### Short exercise 1
Print the stretch of the passage on China's strategic interests in POK from "China’s Strategic Interests" through "India and elsewhere.".
### Short exercise 2
In the passage on China's strategic interests in POK, what did China's deputy Premier Li Xiannian publicly declare the Highway allows?

China’s Strategic Interests in POK

 

The shift in the strategic nature of POK that the construction of a highway between China and Pakistan through the Northern Areas would entail was apparent to India which in June 1969 accused Pakistan of making it easier for Chinese troops to access occupied territory in Aksai Chin and from Tibet to the Gilgit area which lay immediately to the north of the ceasefire line in Kashmir. It stated that the road posed a threat to the peace and tranquility in the region.[1] Years later, on the completion of the KKH, China’s deputy Premier Li Xiannian would publicly declare that the Highway “allows us to give military aid to Pakistan.”[2] The KKH has also increased China and Pakistan’s control over their frontiers and ability to deal with security threats emanating from India and elsewhere.

 

The KKH, it is believed has been used for the transfer of nuclear and missile equipment to Pakistan.[3] Meanwhile, Chinese and Pakistani plans to link the KKH to the southern port of Gwadar in Balochistan through the Chinese-aided Gwadar-Dalbandin railway, which extends up to Rawalpindi are being carried out with the intention would be that in the case of hostilities between India and China, the PLA Navy would find Gwadar the most convenient logistic location on the Indian Ocean. Prior to hostilities actually breaking out, it would be supported by material transported over the 1300km long Highway and stockpiled at the port. Once conflict had started however, the highway would in many stretches, especially in Gilgit and Hunza be vulnerable to disruption by air attacks.[4] In addition, no traffic occurs from January to June because of the winter snowfall.

### Records excerpted from a collection
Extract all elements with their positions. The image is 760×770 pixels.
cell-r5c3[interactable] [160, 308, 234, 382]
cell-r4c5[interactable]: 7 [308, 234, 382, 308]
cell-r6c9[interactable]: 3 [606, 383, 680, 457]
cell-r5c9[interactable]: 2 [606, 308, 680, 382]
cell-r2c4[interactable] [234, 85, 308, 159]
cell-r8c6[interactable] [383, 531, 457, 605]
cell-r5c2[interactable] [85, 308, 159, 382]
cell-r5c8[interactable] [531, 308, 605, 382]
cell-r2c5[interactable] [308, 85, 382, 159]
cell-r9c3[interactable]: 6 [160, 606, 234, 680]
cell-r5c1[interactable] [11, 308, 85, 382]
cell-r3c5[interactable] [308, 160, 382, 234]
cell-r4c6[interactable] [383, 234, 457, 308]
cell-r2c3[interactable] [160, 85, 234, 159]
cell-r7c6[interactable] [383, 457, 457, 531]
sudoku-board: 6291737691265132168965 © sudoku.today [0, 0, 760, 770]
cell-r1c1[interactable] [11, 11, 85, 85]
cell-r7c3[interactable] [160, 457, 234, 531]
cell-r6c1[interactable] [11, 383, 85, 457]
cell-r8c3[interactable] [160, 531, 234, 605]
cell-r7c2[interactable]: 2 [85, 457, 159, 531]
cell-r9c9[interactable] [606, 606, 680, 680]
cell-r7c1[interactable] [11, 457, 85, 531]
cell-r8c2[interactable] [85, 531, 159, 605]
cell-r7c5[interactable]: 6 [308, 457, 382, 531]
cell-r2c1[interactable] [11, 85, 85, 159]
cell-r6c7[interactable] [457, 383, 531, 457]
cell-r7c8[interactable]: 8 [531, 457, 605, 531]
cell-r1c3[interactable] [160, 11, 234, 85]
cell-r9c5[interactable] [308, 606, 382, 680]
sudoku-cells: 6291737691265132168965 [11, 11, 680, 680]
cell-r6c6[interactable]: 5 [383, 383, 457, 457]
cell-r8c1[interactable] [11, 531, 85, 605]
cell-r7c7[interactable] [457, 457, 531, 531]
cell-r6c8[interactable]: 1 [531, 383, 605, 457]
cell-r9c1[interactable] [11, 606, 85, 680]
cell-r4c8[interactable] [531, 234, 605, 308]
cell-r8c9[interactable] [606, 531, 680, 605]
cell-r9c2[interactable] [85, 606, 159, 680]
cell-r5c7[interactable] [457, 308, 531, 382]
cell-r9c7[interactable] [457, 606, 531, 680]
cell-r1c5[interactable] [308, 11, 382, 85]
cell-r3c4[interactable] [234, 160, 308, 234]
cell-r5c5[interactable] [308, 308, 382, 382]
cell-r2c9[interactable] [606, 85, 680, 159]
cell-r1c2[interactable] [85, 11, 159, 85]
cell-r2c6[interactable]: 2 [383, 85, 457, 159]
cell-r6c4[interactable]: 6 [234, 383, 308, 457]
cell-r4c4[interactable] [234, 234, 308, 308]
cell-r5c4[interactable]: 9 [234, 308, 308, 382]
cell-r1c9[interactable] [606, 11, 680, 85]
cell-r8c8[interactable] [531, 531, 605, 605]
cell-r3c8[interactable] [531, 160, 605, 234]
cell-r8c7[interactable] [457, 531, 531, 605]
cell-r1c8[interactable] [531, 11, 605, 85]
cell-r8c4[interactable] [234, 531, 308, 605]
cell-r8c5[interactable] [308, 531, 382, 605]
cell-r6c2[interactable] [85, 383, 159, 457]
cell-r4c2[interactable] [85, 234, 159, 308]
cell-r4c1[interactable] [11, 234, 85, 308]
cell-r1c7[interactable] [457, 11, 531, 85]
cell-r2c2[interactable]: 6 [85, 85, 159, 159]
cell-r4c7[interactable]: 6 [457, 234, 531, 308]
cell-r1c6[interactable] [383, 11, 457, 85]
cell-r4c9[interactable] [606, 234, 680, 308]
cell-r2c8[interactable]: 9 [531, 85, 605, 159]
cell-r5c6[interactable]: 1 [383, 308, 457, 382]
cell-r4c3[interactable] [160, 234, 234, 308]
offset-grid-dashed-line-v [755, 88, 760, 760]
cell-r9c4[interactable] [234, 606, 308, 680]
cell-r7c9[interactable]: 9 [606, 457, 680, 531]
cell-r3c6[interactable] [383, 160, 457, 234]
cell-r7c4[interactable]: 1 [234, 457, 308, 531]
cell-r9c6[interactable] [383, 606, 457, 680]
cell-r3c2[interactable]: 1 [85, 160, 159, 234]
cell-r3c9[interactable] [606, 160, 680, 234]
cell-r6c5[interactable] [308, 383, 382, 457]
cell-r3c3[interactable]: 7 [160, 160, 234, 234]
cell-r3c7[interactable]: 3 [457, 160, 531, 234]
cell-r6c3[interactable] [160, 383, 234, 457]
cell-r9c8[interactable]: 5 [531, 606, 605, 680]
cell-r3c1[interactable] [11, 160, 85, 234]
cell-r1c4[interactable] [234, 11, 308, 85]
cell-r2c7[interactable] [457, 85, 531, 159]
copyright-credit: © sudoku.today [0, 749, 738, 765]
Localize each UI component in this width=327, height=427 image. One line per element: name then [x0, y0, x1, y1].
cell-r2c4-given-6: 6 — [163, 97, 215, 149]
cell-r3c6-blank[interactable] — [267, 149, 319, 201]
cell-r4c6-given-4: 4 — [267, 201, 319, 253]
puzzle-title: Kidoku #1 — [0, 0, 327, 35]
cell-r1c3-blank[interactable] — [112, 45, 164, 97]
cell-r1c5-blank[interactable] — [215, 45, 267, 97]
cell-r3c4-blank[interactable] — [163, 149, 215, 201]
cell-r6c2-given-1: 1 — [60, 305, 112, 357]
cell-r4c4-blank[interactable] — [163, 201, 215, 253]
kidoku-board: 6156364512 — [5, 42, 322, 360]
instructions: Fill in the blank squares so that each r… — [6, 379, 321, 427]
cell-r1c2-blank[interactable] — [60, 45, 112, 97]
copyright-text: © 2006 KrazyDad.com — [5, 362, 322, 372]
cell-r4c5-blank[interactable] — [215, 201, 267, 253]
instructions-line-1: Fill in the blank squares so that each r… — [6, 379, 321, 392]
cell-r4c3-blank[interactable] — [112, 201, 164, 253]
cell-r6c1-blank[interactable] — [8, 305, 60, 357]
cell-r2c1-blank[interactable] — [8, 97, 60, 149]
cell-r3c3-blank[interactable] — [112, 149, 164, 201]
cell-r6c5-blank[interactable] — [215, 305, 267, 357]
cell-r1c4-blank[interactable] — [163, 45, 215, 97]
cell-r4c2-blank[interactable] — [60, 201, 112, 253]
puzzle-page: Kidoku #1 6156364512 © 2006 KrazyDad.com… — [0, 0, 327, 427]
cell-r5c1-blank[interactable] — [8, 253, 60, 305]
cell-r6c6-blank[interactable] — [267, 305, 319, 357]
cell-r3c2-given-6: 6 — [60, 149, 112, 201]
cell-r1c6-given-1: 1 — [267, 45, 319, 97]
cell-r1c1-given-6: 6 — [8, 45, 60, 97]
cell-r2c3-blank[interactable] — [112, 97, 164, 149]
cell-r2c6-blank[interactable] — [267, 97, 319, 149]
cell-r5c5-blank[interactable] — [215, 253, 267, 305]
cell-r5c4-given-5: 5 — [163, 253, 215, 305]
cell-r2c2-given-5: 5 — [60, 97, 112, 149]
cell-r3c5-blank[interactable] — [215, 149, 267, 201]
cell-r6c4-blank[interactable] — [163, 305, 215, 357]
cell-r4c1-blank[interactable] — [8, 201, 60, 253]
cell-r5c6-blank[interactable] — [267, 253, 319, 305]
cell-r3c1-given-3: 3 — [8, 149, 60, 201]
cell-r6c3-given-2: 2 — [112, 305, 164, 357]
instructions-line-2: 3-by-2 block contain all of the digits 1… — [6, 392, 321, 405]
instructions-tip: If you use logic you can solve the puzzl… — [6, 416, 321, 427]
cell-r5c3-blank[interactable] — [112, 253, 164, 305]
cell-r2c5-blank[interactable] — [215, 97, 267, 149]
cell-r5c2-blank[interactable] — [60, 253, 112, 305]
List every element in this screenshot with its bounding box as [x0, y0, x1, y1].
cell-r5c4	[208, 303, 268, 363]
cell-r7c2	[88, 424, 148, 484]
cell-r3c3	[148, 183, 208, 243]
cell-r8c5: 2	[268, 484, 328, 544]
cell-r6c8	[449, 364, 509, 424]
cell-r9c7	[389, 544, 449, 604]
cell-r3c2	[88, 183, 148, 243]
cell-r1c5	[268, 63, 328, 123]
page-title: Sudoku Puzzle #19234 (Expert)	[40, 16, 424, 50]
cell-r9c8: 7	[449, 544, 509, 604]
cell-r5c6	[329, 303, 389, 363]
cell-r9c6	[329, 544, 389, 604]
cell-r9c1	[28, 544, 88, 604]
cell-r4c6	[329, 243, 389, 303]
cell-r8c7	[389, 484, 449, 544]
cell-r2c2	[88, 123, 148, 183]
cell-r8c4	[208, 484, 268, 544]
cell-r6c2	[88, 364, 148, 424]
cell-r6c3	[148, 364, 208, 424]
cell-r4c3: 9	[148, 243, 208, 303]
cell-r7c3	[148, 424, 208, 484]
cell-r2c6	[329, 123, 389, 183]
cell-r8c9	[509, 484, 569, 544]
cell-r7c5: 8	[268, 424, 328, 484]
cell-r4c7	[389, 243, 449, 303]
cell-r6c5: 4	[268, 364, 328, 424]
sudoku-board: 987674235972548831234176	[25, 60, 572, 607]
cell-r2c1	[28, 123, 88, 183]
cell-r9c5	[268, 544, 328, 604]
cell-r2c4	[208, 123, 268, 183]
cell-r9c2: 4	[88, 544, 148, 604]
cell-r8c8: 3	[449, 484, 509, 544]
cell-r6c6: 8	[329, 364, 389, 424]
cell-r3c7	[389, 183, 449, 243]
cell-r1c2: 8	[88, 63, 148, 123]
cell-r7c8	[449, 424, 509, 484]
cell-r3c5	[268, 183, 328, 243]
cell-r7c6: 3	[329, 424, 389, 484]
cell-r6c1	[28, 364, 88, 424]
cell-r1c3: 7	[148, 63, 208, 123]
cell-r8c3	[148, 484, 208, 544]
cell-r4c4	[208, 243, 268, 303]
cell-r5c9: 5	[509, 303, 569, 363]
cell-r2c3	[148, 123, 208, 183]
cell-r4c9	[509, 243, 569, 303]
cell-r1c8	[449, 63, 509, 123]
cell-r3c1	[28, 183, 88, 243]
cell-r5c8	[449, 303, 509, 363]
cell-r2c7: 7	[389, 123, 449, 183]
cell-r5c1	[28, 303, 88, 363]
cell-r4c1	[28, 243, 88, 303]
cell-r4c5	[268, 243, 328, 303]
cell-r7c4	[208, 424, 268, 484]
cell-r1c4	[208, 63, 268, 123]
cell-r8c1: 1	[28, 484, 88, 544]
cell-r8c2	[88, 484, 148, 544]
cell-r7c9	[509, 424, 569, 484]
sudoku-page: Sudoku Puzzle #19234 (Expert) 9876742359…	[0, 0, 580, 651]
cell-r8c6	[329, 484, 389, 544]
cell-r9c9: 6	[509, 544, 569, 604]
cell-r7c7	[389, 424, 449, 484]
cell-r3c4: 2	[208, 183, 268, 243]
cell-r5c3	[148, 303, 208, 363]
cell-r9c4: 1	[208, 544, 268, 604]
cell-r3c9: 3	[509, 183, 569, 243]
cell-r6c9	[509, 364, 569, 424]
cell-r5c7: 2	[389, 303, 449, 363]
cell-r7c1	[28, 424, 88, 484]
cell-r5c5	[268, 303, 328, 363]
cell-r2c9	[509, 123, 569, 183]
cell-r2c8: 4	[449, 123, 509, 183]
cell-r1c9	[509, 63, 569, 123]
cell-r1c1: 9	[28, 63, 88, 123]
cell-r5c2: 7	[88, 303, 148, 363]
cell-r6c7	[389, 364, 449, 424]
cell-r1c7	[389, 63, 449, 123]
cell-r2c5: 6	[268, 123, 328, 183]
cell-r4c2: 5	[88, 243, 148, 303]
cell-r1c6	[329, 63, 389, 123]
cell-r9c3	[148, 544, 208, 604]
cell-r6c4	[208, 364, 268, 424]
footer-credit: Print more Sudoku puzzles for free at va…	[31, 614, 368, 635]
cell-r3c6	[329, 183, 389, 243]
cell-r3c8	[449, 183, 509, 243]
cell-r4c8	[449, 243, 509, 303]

### Exercise solution 1
China’s Strategic Interests in POK

 

The shift in the strategic nature of POK that the construction of a highway between China and Pakistan through the Northern Areas would entail was apparent to India which in June 1969 accused Pakistan of making it easier for Chinese troops to access occupied territory in Aksai Chin and from Tibet to the Gilgit area which lay immediately to the north of the ceasefire line in Kashmir. It stated that the road posed a threat to the peace and tranquility in the region.[1] Years later, on the completion of the KKH, China’s deputy Premier Li Xiannian would publicly declare that the Highway “allows us to give military aid to Pakistan.”[2] The KKH has also increased China and Pakistan’s control over their frontiers and ability to deal with security threats emanating from India and elsewhere.

### Exercise solution 2
He declared that the Highway "allows us to give military aid to Pakistan."